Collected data
#####
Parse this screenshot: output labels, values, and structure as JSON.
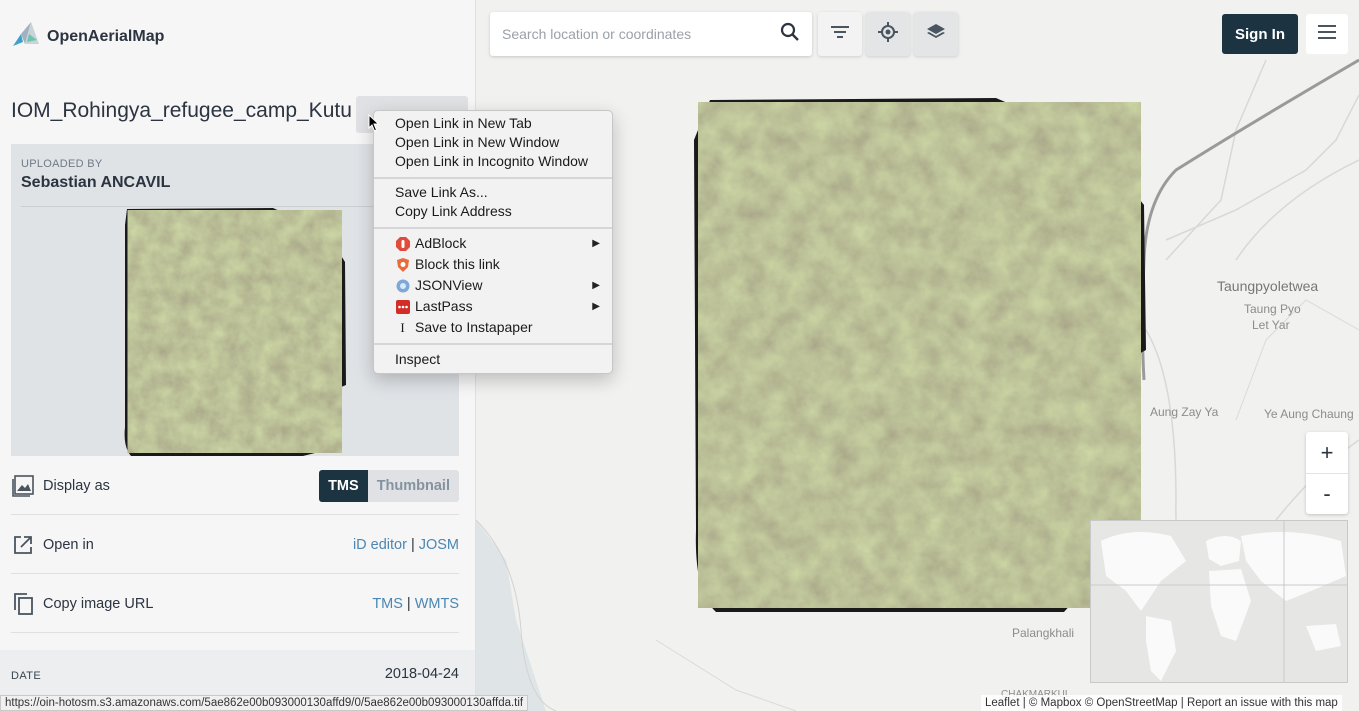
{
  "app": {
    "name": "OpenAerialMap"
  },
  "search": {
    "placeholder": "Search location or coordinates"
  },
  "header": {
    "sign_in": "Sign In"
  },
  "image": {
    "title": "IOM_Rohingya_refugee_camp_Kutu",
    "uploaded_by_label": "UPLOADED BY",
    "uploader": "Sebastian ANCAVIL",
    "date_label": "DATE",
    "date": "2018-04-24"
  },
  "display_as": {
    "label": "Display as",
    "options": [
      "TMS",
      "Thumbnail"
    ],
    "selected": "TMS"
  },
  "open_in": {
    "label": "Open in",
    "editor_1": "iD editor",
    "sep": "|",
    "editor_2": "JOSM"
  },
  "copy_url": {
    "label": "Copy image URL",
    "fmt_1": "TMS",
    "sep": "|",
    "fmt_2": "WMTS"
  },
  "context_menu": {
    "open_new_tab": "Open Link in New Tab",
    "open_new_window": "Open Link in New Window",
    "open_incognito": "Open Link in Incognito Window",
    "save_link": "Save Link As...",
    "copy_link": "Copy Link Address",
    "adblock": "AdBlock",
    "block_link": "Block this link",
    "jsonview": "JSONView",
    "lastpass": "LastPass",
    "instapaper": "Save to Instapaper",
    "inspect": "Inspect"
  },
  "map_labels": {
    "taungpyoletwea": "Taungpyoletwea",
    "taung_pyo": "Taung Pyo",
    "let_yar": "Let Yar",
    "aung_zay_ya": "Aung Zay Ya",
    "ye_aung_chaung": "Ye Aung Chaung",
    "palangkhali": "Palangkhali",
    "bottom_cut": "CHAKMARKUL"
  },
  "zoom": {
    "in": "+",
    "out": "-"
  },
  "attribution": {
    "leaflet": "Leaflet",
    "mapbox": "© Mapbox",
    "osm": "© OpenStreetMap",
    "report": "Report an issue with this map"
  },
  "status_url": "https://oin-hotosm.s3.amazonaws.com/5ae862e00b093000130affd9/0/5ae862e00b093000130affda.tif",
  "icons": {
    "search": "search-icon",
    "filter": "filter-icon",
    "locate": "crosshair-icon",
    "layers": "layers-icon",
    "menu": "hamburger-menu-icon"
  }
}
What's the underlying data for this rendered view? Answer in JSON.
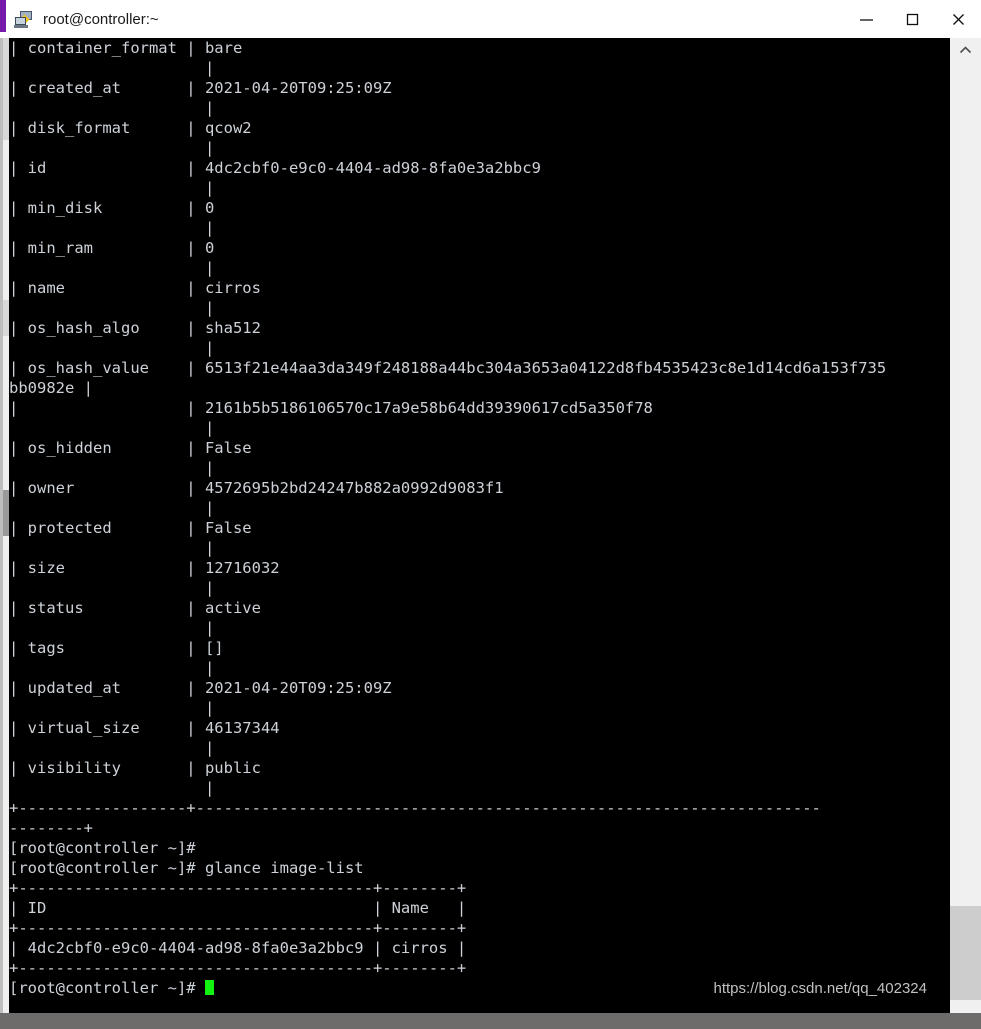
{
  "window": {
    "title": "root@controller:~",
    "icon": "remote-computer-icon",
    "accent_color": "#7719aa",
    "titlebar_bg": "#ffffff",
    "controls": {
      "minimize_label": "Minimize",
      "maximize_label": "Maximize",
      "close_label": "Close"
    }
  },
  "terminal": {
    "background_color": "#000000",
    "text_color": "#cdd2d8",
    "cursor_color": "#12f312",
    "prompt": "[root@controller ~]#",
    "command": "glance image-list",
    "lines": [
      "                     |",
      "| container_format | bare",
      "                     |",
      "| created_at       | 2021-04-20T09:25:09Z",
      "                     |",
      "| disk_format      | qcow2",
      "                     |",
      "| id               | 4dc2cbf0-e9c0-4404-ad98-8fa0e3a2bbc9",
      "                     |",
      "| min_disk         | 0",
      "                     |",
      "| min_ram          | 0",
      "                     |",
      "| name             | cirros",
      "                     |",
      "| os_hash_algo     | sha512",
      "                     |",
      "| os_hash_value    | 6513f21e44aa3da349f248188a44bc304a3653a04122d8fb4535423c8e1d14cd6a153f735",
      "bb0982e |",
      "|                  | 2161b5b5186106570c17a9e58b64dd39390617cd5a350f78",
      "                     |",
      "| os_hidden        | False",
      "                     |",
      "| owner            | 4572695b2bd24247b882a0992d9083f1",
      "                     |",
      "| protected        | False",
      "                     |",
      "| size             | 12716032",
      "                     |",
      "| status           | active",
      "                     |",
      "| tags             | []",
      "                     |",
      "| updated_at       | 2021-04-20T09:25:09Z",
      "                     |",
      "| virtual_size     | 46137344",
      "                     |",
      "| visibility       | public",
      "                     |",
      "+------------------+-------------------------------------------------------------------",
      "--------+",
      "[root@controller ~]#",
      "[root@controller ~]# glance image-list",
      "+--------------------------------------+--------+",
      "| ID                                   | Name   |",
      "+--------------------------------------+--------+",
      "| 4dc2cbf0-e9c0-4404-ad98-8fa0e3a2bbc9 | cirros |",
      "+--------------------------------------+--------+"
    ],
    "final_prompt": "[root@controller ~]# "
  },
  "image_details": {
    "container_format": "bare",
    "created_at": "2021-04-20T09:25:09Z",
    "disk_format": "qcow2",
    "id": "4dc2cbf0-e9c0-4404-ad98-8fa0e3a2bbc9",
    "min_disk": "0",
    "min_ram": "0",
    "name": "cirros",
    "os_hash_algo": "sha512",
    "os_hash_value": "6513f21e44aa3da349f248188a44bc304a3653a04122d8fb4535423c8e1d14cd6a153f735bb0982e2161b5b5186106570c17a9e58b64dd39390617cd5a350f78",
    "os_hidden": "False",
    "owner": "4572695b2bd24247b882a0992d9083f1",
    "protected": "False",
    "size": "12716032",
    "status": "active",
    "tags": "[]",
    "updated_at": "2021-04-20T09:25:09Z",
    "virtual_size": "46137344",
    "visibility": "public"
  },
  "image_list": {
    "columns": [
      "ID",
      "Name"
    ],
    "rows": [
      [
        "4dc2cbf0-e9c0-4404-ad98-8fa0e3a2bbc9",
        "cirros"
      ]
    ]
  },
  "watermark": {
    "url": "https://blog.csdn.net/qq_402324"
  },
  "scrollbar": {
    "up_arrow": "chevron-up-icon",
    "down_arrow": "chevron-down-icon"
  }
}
#####
_Directions_. Every line is to be duplicated exactly, though pictures stay out.

_Answer to this task_.
Parse this screenshot: output labels, values, and structure as JSON.
{
  "app": {
    "name": "OpenAerialMap"
  },
  "search": {
    "placeholder": "Search location or coordinates"
  },
  "header": {
    "sign_in": "Sign In"
  },
  "image": {
    "title": "IOM_Rohingya_refugee_camp_Kutu",
    "uploaded_by_label": "UPLOADED BY",
    "uploader": "Sebastian ANCAVIL",
    "date_label": "DATE",
    "date": "2018-04-24"
  },
  "display_as": {
    "label": "Display as",
    "options": [
      "TMS",
      "Thumbnail"
    ],
    "selected": "TMS"
  },
  "open_in": {
    "label": "Open in",
    "editor_1": "iD editor",
    "sep": "|",
    "editor_2": "JOSM"
  },
  "copy_url": {
    "label": "Copy image URL",
    "fmt_1": "TMS",
    "sep": "|",
    "fmt_2": "WMTS"
  },
  "context_menu": {
    "open_new_tab": "Open Link in New Tab",
    "open_new_window": "Open Link in New Window",
    "open_incognito": "Open Link in Incognito Window",
    "save_link": "Save Link As...",
    "copy_link": "Copy Link Address",
    "adblock": "AdBlock",
    "block_link": "Block this link",
    "jsonview": "JSONView",
    "lastpass": "LastPass",
    "instapaper": "Save to Instapaper",
    "inspect": "Inspect"
  },
  "map_labels": {
    "taungpyoletwea": "Taungpyoletwea",
    "taung_pyo": "Taung Pyo",
    "let_yar": "Let Yar",
    "aung_zay_ya": "Aung Zay Ya",
    "ye_aung_chaung": "Ye Aung Chaung",
    "palangkhali": "Palangkhali",
    "bottom_cut": "CHAKMARKUL"
  },
  "zoom": {
    "in": "+",
    "out": "-"
  },
  "attribution": {
    "leaflet": "Leaflet",
    "mapbox": "© Mapbox",
    "osm": "© OpenStreetMap",
    "report": "Report an issue with this map"
  },
  "status_url": "https://oin-hotosm.s3.amazonaws.com/5ae862e00b093000130affd9/0/5ae862e00b093000130affda.tif",
  "icons": {
    "search": "search-icon",
    "filter": "filter-icon",
    "locate": "crosshair-icon",
    "layers": "layers-icon",
    "menu": "hamburger-menu-icon"
  }
}
What's the underlying data for this rendered view? Answer in JSON.
{
  "window": {
    "title": "root@controller:~",
    "icon": "remote-computer-icon",
    "accent_color": "#7719aa",
    "titlebar_bg": "#ffffff",
    "controls": {
      "minimize_label": "Minimize",
      "maximize_label": "Maximize",
      "close_label": "Close"
    }
  },
  "terminal": {
    "background_color": "#000000",
    "text_color": "#cdd2d8",
    "cursor_color": "#12f312",
    "prompt": "[root@controller ~]#",
    "command": "glance image-list",
    "lines": [
      "                     |",
      "| container_format | bare",
      "                     |",
      "| created_at       | 2021-04-20T09:25:09Z",
      "                     |",
      "| disk_format      | qcow2",
      "                     |",
      "| id               | 4dc2cbf0-e9c0-4404-ad98-8fa0e3a2bbc9",
      "                     |",
      "| min_disk         | 0",
      "                     |",
      "| min_ram          | 0",
      "                     |",
      "| name             | cirros",
      "                     |",
      "| os_hash_algo     | sha512",
      "                     |",
      "| os_hash_value    | 6513f21e44aa3da349f248188a44bc304a3653a04122d8fb4535423c8e1d14cd6a153f735",
      "bb0982e |",
      "|                  | 2161b5b5186106570c17a9e58b64dd39390617cd5a350f78",
      "                     |",
      "| os_hidden        | False",
      "                     |",
      "| owner            | 4572695b2bd24247b882a0992d9083f1",
      "                     |",
      "| protected        | False",
      "                     |",
      "| size             | 12716032",
      "                     |",
      "| status           | active",
      "                     |",
      "| tags             | []",
      "                     |",
      "| updated_at       | 2021-04-20T09:25:09Z",
      "                     |",
      "| virtual_size     | 46137344",
      "                     |",
      "| visibility       | public",
      "                     |",
      "+------------------+-------------------------------------------------------------------",
      "--------+",
      "[root@controller ~]#",
      "[root@controller ~]# glance image-list",
      "+--------------------------------------+--------+",
      "| ID                                   | Name   |",
      "+--------------------------------------+--------+",
      "| 4dc2cbf0-e9c0-4404-ad98-8fa0e3a2bbc9 | cirros |",
      "+--------------------------------------+--------+"
    ],
    "final_prompt": "[root@controller ~]# "
  },
  "image_details": {
    "container_format": "bare",
    "created_at": "2021-04-20T09:25:09Z",
    "disk_format": "qcow2",
    "id": "4dc2cbf0-e9c0-4404-ad98-8fa0e3a2bbc9",
    "min_disk": "0",
    "min_ram": "0",
    "name": "cirros",
    "os_hash_algo": "sha512",
    "os_hash_value": "6513f21e44aa3da349f248188a44bc304a3653a04122d8fb4535423c8e1d14cd6a153f735bb0982e2161b5b5186106570c17a9e58b64dd39390617cd5a350f78",
    "os_hidden": "False",
    "owner": "4572695b2bd24247b882a0992d9083f1",
    "protected": "False",
    "size": "12716032",
    "status": "active",
    "tags": "[]",
    "updated_at": "2021-04-20T09:25:09Z",
    "virtual_size": "46137344",
    "visibility": "public"
  },
  "image_list": {
    "columns": [
      "ID",
      "Name"
    ],
    "rows": [
      [
        "4dc2cbf0-e9c0-4404-ad98-8fa0e3a2bbc9",
        "cirros"
      ]
    ]
  },
  "watermark": {
    "url": "https://blog.csdn.net/qq_402324"
  },
  "scrollbar": {
    "up_arrow": "chevron-up-icon",
    "down_arrow": "chevron-down-icon"
  }
}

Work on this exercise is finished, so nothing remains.